Aim of the exercise:
Retype these rows exactly, beginning at the first row and stopping after the row that contains "node-label: ABC分析数据 _订单".

Element boundary records:
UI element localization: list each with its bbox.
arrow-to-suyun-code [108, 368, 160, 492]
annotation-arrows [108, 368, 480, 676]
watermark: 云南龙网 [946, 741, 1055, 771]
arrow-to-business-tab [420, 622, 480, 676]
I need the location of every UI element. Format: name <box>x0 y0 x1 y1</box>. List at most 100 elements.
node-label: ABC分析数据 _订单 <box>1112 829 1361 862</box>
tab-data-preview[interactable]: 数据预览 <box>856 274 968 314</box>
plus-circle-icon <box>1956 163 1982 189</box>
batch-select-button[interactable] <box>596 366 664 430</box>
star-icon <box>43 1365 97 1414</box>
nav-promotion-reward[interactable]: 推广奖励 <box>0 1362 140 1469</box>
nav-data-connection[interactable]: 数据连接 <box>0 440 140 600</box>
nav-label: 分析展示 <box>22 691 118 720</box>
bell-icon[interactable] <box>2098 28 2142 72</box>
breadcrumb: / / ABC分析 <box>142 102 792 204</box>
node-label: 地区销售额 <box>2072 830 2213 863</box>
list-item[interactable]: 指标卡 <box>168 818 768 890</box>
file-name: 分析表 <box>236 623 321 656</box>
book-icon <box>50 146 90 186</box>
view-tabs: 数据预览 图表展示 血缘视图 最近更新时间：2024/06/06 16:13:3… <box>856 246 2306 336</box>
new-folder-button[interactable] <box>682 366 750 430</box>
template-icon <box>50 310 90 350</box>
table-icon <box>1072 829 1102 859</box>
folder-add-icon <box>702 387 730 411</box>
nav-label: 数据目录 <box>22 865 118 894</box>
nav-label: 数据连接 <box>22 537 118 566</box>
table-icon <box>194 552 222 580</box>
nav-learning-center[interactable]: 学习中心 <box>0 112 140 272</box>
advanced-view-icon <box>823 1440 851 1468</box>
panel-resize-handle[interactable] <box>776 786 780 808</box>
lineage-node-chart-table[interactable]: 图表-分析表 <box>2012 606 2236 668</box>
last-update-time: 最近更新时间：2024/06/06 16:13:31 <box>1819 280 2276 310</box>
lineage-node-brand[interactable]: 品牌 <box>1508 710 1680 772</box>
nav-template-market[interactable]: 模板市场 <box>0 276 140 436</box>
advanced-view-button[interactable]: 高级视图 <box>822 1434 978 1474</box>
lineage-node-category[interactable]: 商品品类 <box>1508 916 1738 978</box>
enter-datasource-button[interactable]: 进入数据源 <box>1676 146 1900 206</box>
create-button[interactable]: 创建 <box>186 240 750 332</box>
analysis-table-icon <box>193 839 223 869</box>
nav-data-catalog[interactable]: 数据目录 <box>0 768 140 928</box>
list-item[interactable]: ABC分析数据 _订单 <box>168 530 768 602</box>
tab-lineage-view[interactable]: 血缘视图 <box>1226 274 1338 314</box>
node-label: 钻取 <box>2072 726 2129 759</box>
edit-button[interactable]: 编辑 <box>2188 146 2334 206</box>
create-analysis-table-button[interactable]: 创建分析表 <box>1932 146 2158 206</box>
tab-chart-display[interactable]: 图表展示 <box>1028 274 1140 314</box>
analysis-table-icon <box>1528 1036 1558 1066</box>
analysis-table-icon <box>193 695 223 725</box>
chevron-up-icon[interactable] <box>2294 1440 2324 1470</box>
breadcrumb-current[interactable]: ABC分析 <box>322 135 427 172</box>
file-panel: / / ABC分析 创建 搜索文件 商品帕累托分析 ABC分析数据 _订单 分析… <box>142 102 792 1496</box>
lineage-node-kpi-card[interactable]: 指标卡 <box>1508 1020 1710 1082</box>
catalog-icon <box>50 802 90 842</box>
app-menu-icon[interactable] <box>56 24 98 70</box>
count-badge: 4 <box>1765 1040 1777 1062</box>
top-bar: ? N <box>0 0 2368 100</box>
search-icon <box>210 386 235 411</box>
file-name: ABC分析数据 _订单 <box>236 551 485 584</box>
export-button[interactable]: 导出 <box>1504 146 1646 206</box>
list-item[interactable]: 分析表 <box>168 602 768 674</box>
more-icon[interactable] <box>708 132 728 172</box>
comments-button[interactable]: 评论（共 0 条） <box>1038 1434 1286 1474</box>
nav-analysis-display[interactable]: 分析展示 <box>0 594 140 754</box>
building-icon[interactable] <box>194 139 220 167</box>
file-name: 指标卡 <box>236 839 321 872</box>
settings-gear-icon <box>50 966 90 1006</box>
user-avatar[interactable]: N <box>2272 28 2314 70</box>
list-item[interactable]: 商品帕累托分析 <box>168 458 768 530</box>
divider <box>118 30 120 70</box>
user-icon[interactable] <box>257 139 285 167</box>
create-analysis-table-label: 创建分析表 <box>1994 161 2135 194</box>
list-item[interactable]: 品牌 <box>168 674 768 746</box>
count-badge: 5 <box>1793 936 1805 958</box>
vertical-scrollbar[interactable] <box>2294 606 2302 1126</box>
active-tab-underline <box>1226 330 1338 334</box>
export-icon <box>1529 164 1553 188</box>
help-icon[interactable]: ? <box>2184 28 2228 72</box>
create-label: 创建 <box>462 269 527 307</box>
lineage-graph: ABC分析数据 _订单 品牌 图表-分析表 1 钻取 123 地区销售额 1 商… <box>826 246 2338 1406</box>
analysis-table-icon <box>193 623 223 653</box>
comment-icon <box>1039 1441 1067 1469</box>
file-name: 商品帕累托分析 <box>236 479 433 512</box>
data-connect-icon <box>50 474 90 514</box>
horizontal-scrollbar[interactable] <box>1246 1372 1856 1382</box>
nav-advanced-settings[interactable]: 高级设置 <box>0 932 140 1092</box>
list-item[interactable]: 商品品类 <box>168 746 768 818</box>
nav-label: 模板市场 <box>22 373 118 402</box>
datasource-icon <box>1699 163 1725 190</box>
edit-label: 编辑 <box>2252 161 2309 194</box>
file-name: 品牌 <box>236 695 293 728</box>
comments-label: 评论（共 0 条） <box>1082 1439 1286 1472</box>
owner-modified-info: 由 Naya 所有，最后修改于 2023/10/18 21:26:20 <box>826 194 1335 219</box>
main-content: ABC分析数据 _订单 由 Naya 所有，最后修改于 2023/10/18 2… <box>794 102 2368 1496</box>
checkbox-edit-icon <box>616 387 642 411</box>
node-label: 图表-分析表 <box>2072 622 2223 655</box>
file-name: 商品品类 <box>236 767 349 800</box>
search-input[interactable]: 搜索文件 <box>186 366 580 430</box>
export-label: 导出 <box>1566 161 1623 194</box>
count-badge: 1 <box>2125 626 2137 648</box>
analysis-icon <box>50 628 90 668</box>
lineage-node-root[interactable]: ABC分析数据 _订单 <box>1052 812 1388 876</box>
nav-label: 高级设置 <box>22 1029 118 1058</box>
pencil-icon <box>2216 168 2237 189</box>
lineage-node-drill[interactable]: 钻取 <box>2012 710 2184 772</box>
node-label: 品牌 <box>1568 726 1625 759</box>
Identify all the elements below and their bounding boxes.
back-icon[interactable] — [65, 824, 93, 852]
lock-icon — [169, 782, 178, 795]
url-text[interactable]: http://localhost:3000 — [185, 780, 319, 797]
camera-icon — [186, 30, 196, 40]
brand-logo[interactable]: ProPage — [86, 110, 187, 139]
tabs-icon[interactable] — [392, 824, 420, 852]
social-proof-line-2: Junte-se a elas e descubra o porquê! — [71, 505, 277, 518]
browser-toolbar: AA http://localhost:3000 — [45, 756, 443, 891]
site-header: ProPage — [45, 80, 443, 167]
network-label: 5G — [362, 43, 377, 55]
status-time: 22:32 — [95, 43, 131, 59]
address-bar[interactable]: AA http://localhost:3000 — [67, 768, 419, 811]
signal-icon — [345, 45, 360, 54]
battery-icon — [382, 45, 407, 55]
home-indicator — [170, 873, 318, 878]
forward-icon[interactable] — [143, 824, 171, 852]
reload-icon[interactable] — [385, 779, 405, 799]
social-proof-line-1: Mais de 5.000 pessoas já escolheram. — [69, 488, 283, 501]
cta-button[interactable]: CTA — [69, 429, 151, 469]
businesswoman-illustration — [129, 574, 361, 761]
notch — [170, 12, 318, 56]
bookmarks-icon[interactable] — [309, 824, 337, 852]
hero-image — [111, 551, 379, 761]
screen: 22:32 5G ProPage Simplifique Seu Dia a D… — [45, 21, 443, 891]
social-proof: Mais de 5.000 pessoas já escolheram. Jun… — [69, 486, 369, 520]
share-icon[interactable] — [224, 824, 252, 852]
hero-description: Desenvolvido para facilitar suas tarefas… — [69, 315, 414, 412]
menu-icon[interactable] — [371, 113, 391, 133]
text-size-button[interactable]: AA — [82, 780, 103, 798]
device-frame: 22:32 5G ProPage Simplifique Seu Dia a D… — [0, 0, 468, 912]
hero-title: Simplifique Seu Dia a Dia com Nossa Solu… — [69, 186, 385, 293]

Complete output:
UI element localization: list each with its bbox.
arrow-to-suyun-code [108, 368, 160, 492]
annotation-arrows [108, 368, 480, 676]
watermark: 云南龙网 [946, 741, 1055, 771]
arrow-to-business-tab [420, 622, 480, 676]
I need the location of every UI element. Format: name <box>x0 y0 x1 y1</box>. List at most 100 elements.
node-label: ABC分析数据 _订单 <box>1112 829 1361 862</box>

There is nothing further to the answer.